Exercise objective — Give back the full material, exactly as it reads.

# Extracted entries start

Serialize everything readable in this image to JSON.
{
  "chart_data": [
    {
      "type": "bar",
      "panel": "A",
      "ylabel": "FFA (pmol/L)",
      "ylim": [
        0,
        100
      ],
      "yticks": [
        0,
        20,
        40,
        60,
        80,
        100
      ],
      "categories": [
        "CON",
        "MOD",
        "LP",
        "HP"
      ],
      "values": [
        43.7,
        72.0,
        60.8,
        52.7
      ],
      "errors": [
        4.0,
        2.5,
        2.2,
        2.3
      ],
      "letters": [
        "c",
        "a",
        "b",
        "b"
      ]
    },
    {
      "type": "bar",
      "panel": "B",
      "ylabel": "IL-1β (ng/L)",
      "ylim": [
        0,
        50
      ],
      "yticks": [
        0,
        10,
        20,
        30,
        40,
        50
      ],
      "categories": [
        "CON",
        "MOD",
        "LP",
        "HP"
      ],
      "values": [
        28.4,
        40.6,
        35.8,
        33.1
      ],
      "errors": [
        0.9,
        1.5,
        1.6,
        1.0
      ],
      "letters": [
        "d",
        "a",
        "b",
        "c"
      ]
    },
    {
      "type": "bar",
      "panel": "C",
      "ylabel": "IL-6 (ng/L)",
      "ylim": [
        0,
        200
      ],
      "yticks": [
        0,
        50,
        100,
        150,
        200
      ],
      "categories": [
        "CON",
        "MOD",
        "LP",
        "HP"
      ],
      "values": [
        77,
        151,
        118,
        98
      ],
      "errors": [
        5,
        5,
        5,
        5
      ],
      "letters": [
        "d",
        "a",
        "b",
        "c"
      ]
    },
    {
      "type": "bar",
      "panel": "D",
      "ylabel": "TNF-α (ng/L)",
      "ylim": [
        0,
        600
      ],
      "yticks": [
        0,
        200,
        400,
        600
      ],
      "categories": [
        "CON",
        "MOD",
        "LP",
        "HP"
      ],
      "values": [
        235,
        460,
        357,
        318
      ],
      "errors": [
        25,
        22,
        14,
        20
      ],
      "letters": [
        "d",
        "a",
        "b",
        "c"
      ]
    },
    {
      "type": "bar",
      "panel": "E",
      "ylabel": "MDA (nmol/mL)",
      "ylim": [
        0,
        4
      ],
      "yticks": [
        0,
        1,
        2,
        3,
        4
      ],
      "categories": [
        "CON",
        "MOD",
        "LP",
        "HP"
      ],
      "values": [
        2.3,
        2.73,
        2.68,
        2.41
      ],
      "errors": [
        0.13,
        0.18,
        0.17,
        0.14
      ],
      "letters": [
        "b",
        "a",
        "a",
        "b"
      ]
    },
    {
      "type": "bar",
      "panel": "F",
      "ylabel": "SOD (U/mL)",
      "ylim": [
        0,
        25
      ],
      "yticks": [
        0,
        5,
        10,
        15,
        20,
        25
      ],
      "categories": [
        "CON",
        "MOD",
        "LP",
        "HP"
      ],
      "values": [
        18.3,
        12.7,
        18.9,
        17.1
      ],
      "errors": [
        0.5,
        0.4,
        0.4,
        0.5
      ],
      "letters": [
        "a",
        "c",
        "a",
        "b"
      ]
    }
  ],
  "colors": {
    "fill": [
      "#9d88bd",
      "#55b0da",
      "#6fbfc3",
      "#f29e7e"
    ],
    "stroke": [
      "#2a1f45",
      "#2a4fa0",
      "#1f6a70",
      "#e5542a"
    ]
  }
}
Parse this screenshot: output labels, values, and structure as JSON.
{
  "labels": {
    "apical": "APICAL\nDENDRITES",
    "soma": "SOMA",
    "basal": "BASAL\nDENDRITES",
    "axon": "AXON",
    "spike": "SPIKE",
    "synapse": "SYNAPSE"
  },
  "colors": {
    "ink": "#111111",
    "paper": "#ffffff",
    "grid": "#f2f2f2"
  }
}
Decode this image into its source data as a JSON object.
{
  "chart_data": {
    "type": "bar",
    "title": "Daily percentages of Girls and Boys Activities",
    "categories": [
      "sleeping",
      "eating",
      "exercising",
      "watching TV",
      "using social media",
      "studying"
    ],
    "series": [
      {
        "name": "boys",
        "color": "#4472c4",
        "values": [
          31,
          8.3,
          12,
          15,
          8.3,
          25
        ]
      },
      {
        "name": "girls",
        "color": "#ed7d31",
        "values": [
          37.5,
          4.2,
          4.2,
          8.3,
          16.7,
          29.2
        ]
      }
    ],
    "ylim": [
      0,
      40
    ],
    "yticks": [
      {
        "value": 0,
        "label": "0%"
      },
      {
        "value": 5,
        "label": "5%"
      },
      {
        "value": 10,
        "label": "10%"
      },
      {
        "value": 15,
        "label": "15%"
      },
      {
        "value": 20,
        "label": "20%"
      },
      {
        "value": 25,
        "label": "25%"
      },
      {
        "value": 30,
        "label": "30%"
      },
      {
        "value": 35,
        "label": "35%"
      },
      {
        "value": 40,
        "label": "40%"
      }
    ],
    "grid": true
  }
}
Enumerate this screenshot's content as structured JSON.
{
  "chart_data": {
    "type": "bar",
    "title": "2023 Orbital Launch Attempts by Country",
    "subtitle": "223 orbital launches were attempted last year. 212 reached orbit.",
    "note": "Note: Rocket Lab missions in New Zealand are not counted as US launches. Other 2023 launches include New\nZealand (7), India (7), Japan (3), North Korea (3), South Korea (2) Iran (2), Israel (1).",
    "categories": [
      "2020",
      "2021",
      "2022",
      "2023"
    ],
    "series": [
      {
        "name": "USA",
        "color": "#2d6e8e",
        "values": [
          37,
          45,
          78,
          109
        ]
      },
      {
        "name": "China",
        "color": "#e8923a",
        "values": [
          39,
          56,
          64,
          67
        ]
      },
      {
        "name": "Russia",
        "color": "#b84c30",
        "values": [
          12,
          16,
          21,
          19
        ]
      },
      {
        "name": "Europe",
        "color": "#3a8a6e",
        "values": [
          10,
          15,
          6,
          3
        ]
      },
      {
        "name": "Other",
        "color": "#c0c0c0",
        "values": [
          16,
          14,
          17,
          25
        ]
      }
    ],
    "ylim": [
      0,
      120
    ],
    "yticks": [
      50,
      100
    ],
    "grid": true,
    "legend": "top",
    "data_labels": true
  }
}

# Extracted entries end

Response for this exercise —
Serialize everything readable in this image to JSON.
{
  "chart_data": [
    {
      "type": "bar",
      "panel": "A",
      "ylabel": "FFA (pmol/L)",
      "ylim": [
        0,
        100
      ],
      "yticks": [
        0,
        20,
        40,
        60,
        80,
        100
      ],
      "categories": [
        "CON",
        "MOD",
        "LP",
        "HP"
      ],
      "values": [
        43.7,
        72.0,
        60.8,
        52.7
      ],
      "errors": [
        4.0,
        2.5,
        2.2,
        2.3
      ],
      "letters": [
        "c",
        "a",
        "b",
        "b"
      ]
    },
    {
      "type": "bar",
      "panel": "B",
      "ylabel": "IL-1β (ng/L)",
      "ylim": [
        0,
        50
      ],
      "yticks": [
        0,
        10,
        20,
        30,
        40,
        50
      ],
      "categories": [
        "CON",
        "MOD",
        "LP",
        "HP"
      ],
      "values": [
        28.4,
        40.6,
        35.8,
        33.1
      ],
      "errors": [
        0.9,
        1.5,
        1.6,
        1.0
      ],
      "letters": [
        "d",
        "a",
        "b",
        "c"
      ]
    },
    {
      "type": "bar",
      "panel": "C",
      "ylabel": "IL-6 (ng/L)",
      "ylim": [
        0,
        200
      ],
      "yticks": [
        0,
        50,
        100,
        150,
        200
      ],
      "categories": [
        "CON",
        "MOD",
        "LP",
        "HP"
      ],
      "values": [
        77,
        151,
        118,
        98
      ],
      "errors": [
        5,
        5,
        5,
        5
      ],
      "letters": [
        "d",
        "a",
        "b",
        "c"
      ]
    },
    {
      "type": "bar",
      "panel": "D",
      "ylabel": "TNF-α (ng/L)",
      "ylim": [
        0,
        600
      ],
      "yticks": [
        0,
        200,
        400,
        600
      ],
      "categories": [
        "CON",
        "MOD",
        "LP",
        "HP"
      ],
      "values": [
        235,
        460,
        357,
        318
      ],
      "errors": [
        25,
        22,
        14,
        20
      ],
      "letters": [
        "d",
        "a",
        "b",
        "c"
      ]
    },
    {
      "type": "bar",
      "panel": "E",
      "ylabel": "MDA (nmol/mL)",
      "ylim": [
        0,
        4
      ],
      "yticks": [
        0,
        1,
        2,
        3,
        4
      ],
      "categories": [
        "CON",
        "MOD",
        "LP",
        "HP"
      ],
      "values": [
        2.3,
        2.73,
        2.68,
        2.41
      ],
      "errors": [
        0.13,
        0.18,
        0.17,
        0.14
      ],
      "letters": [
        "b",
        "a",
        "a",
        "b"
      ]
    },
    {
      "type": "bar",
      "panel": "F",
      "ylabel": "SOD (U/mL)",
      "ylim": [
        0,
        25
      ],
      "yticks": [
        0,
        5,
        10,
        15,
        20,
        25
      ],
      "categories": [
        "CON",
        "MOD",
        "LP",
        "HP"
      ],
      "values": [
        18.3,
        12.7,
        18.9,
        17.1
      ],
      "errors": [
        0.5,
        0.4,
        0.4,
        0.5
      ],
      "letters": [
        "a",
        "c",
        "a",
        "b"
      ]
    }
  ],
  "colors": {
    "fill": [
      "#9d88bd",
      "#55b0da",
      "#6fbfc3",
      "#f29e7e"
    ],
    "stroke": [
      "#2a1f45",
      "#2a4fa0",
      "#1f6a70",
      "#e5542a"
    ]
  }
}
Parse this screenshot: output labels, values, and structure as JSON.
{
  "labels": {
    "apical": "APICAL\nDENDRITES",
    "soma": "SOMA",
    "basal": "BASAL\nDENDRITES",
    "axon": "AXON",
    "spike": "SPIKE",
    "synapse": "SYNAPSE"
  },
  "colors": {
    "ink": "#111111",
    "paper": "#ffffff",
    "grid": "#f2f2f2"
  }
}
Decode this image into its source data as a JSON object.
{
  "chart_data": {
    "type": "bar",
    "title": "Daily percentages of Girls and Boys Activities",
    "categories": [
      "sleeping",
      "eating",
      "exercising",
      "watching TV",
      "using social media",
      "studying"
    ],
    "series": [
      {
        "name": "boys",
        "color": "#4472c4",
        "values": [
          31,
          8.3,
          12,
          15,
          8.3,
          25
        ]
      },
      {
        "name": "girls",
        "color": "#ed7d31",
        "values": [
          37.5,
          4.2,
          4.2,
          8.3,
          16.7,
          29.2
        ]
      }
    ],
    "ylim": [
      0,
      40
    ],
    "yticks": [
      {
        "value": 0,
        "label": "0%"
      },
      {
        "value": 5,
        "label": "5%"
      },
      {
        "value": 10,
        "label": "10%"
      },
      {
        "value": 15,
        "label": "15%"
      },
      {
        "value": 20,
        "label": "20%"
      },
      {
        "value": 25,
        "label": "25%"
      },
      {
        "value": 30,
        "label": "30%"
      },
      {
        "value": 35,
        "label": "35%"
      },
      {
        "value": 40,
        "label": "40%"
      }
    ],
    "grid": true
  }
}
Enumerate this screenshot's content as structured JSON.
{
  "chart_data": {
    "type": "bar",
    "title": "2023 Orbital Launch Attempts by Country",
    "subtitle": "223 orbital launches were attempted last year. 212 reached orbit.",
    "note": "Note: Rocket Lab missions in New Zealand are not counted as US launches. Other 2023 launches include New\nZealand (7), India (7), Japan (3), North Korea (3), South Korea (2) Iran (2), Israel (1).",
    "categories": [
      "2020",
      "2021",
      "2022",
      "2023"
    ],
    "series": [
      {
        "name": "USA",
        "color": "#2d6e8e",
        "values": [
          37,
          45,
          78,
          109
        ]
      },
      {
        "name": "China",
        "color": "#e8923a",
        "values": [
          39,
          56,
          64,
          67
        ]
      },
      {
        "name": "Russia",
        "color": "#b84c30",
        "values": [
          12,
          16,
          21,
          19
        ]
      },
      {
        "name": "Europe",
        "color": "#3a8a6e",
        "values": [
          10,
          15,
          6,
          3
        ]
      },
      {
        "name": "Other",
        "color": "#c0c0c0",
        "values": [
          16,
          14,
          17,
          25
        ]
      }
    ],
    "ylim": [
      0,
      120
    ],
    "yticks": [
      50,
      100
    ],
    "grid": true,
    "legend": "top",
    "data_labels": true
  }
}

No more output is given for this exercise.